[start of Data rows]
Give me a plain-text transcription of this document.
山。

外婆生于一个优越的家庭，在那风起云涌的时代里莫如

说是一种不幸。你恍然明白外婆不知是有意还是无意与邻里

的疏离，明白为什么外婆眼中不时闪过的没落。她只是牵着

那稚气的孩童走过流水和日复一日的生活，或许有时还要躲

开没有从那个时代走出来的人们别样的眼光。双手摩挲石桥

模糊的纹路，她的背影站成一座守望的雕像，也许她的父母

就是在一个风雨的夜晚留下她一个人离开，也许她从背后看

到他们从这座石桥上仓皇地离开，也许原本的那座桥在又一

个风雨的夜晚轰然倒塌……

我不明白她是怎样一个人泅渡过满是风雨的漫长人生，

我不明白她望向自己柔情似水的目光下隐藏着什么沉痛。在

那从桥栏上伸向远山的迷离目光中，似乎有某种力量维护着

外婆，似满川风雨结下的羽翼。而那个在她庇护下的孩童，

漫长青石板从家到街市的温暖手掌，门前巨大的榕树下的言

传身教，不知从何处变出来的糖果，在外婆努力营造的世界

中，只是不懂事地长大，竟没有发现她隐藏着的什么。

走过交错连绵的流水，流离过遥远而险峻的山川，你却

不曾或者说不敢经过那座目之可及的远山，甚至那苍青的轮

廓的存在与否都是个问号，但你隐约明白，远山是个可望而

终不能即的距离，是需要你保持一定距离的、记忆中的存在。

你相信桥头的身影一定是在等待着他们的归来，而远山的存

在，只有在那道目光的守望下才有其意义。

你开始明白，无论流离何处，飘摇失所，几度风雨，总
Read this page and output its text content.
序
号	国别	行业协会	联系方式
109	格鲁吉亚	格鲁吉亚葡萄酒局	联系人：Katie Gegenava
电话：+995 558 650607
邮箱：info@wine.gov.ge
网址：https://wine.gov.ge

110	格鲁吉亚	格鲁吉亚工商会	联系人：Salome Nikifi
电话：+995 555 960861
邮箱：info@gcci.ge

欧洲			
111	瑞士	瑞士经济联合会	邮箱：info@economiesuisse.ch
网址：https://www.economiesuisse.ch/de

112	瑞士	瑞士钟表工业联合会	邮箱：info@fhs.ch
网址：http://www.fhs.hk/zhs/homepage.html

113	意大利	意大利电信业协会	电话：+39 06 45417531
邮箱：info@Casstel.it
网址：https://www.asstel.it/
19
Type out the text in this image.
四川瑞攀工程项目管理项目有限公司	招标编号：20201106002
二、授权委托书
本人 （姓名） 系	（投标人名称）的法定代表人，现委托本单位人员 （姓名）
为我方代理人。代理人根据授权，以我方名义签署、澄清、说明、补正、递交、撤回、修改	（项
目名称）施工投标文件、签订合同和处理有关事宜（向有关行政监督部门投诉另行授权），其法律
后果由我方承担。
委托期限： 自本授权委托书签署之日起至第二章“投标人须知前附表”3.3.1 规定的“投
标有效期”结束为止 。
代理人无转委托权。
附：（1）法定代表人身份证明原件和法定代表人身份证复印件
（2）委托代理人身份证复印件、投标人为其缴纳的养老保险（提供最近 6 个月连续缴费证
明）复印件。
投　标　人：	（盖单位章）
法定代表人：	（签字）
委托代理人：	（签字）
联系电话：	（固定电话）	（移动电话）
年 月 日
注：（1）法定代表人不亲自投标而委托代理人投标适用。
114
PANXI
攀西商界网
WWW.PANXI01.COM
[end of Data rows]
From the material above, copy each line that includes the word "economiesuisse".

111	瑞士	瑞士经济联合会	邮箱：info@economiesuisse.ch
网址：https://www.economiesuisse.ch/de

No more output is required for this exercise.